(Stored dataset items)

────────────────

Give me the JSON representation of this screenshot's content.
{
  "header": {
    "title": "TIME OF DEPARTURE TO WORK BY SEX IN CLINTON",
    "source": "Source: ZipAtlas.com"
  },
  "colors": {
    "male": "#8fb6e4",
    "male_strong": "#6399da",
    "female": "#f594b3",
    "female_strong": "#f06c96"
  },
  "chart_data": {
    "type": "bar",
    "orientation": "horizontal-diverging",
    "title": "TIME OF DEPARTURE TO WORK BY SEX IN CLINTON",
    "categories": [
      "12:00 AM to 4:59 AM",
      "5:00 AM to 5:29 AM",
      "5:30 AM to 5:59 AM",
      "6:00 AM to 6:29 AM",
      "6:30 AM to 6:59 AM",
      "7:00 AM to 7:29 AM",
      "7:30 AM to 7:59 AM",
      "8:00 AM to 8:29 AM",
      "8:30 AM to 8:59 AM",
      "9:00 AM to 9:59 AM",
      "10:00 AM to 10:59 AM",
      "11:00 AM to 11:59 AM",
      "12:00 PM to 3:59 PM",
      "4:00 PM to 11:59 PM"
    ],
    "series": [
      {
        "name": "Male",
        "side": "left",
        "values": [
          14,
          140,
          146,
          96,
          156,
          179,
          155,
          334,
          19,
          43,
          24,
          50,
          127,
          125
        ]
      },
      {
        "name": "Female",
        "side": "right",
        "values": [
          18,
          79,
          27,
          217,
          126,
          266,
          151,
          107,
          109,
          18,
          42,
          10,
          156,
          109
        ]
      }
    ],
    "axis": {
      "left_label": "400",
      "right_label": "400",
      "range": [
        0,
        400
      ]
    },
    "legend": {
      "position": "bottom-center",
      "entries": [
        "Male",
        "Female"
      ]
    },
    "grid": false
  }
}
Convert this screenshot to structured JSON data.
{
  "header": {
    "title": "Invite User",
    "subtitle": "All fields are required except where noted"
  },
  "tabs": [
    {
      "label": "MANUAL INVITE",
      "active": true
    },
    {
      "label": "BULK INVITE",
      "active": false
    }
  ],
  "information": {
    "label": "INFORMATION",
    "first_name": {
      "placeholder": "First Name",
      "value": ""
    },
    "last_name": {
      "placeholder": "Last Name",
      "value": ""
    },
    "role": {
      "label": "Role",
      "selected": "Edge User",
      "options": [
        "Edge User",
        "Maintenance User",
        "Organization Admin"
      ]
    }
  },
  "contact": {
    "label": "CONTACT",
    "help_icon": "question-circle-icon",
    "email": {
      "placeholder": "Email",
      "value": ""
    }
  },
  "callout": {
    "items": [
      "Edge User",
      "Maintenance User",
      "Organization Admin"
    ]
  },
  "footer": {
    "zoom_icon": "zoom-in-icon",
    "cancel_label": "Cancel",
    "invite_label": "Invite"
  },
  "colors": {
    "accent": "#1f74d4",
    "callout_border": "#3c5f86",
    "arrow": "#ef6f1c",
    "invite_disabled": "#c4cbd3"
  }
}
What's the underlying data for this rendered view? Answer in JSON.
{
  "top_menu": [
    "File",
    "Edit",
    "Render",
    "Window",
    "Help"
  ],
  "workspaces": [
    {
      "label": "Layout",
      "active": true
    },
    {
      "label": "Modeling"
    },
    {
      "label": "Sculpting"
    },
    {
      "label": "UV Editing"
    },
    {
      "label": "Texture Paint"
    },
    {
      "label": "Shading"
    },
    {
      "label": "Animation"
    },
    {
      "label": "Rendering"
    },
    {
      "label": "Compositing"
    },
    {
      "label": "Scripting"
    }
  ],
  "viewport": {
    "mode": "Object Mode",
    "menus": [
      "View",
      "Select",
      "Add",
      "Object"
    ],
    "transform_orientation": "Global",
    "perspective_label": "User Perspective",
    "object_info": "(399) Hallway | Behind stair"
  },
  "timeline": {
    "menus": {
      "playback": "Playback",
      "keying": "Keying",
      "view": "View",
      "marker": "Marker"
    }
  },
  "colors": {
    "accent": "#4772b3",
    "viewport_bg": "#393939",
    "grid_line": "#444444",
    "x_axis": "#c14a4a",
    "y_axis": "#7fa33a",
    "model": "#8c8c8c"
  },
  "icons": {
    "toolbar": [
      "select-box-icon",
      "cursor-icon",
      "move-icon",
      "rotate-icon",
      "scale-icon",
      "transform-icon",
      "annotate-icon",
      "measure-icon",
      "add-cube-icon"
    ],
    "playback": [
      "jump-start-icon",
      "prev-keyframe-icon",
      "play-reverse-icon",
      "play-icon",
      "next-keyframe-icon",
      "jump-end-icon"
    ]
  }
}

────────────────

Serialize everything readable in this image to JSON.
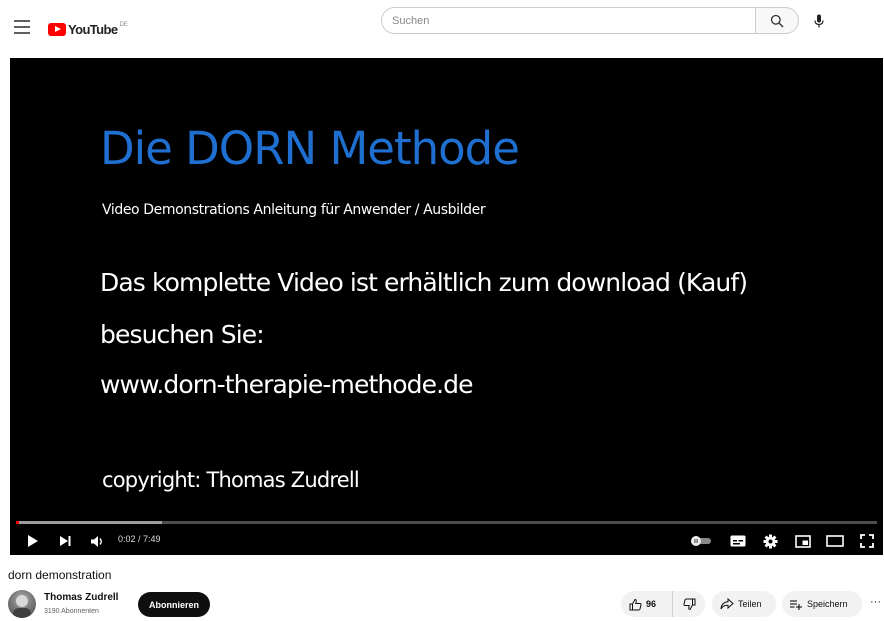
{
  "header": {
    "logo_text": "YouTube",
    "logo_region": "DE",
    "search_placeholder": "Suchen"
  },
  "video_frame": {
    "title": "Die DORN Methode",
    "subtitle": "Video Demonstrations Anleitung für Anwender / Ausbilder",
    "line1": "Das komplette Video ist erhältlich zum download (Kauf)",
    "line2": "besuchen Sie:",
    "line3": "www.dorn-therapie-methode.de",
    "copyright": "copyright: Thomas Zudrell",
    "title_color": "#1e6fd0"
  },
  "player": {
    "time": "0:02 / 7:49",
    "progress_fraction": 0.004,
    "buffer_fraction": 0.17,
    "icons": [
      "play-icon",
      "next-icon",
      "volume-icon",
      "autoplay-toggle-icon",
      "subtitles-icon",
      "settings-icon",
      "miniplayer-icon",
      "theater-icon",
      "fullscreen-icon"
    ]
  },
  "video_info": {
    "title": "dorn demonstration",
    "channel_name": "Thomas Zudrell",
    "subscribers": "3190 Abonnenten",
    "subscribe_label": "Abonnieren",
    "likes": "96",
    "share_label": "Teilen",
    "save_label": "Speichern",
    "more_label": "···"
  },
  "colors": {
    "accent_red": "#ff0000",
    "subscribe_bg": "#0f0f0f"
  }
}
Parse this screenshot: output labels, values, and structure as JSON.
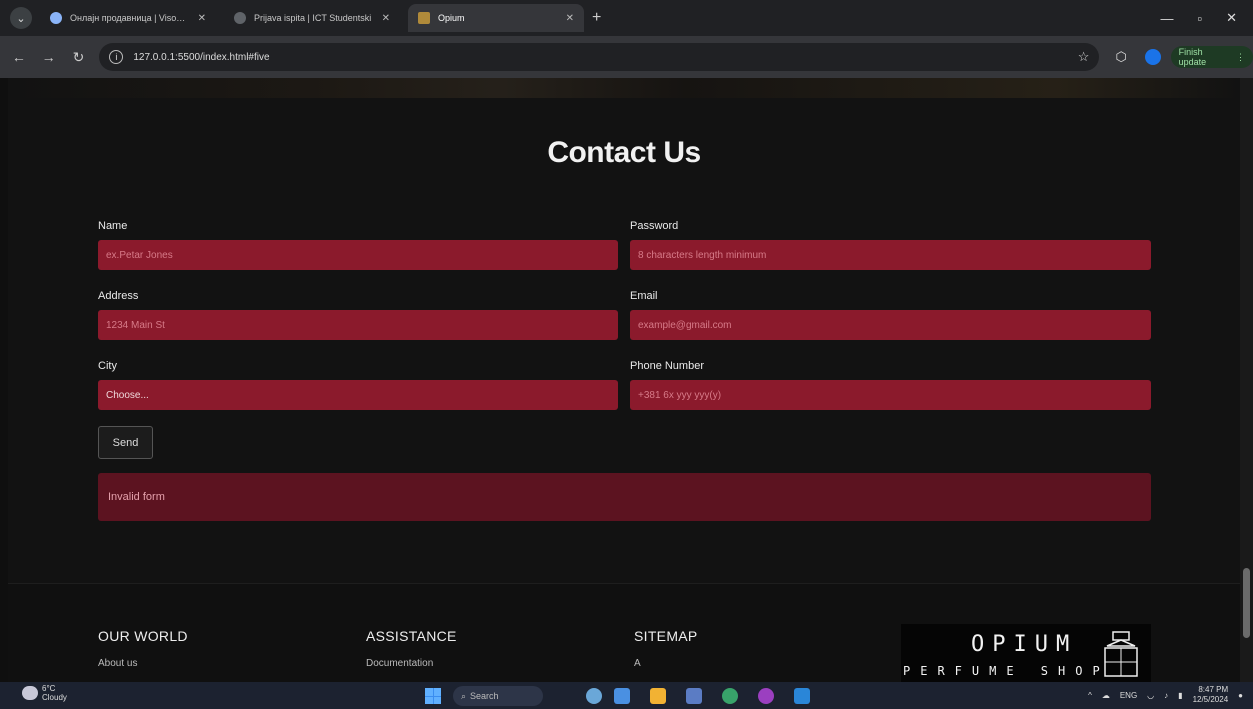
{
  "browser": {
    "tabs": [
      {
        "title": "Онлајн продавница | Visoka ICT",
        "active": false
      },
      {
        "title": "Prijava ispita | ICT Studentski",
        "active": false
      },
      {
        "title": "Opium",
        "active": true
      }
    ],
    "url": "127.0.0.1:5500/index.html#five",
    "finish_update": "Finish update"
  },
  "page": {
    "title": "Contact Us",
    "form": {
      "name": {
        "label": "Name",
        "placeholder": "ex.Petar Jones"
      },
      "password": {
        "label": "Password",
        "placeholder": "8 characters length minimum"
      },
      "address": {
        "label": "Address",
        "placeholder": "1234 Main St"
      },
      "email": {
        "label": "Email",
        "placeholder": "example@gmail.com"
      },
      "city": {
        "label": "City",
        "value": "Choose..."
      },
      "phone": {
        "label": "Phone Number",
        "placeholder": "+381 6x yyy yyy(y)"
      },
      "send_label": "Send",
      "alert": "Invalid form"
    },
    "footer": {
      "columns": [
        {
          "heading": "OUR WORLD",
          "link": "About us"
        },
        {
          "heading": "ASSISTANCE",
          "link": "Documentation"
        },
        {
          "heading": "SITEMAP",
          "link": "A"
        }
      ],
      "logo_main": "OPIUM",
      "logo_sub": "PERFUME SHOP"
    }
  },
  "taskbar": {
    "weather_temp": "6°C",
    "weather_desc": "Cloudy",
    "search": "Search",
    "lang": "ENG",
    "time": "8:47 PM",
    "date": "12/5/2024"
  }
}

────────────────

WORK INSTRUCTIONS: Among the lines of the material, find those that hold the word "Organization" and copy them.

RESULT:
        "Organization Admin"
      "Organization Admin"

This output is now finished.